■ Task prompt
Transcribe the records below exactly as they appear.

■ Input rows
******************************

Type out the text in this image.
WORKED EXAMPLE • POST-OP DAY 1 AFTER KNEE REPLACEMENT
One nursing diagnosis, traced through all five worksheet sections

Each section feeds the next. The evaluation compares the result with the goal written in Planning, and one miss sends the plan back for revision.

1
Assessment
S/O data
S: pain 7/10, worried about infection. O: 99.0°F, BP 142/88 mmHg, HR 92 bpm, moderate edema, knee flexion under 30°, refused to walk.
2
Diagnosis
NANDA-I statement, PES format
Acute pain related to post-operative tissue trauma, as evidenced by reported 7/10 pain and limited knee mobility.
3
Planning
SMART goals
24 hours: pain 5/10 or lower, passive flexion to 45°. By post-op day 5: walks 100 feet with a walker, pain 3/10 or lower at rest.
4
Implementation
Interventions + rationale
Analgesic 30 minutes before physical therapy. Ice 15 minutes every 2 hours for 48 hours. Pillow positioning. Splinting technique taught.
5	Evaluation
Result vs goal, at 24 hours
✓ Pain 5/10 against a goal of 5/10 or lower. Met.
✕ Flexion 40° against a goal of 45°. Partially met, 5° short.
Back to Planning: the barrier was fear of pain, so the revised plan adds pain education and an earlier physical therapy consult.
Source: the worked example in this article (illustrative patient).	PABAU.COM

******************************

■ Problem solution
Type out the text in this image.
WORKED EXAMPLE • POST-OP DAY 1 AFTER KNEE REPLACEMENT
One nursing diagnosis, traced through all five worksheet sections

Each section feeds the next. The evaluation compares the result with the goal written in Planning, and one miss sends the plan back for revision.

1
Assessment
S/O data
S: pain 7/10, worried about infection. O: 99.0°F, BP 142/88 mmHg, HR 92 bpm, moderate edema, knee flexion under 30°, refused to walk.
2
Diagnosis
NANDA-I statement, PES format
Acute pain related to post-operative tissue trauma, as evidenced by reported 7/10 pain and limited knee mobility.
3
Planning
SMART goals
24 hours: pain 5/10 or lower, passive flexion to 45°. By post-op day 5: walks 100 feet with a walker, pain 3/10 or lower at rest.
4
Implementation
Interventions + rationale
Analgesic 30 minutes before physical therapy. Ice 15 minutes every 2 hours for 48 hours. Pillow positioning. Splinting technique taught.
5	Evaluation
Result vs goal, at 24 hours
✓ Pain 5/10 against a goal of 5/10 or lower. Met.
✕ Flexion 40° against a goal of 45°. Partially met, 5° short.
Back to Planning: the barrier was fear of pain, so the revised plan adds pain education and an earlier physical therapy consult.
Source: the worked example in this article (illustrative patient).	PABAU.COM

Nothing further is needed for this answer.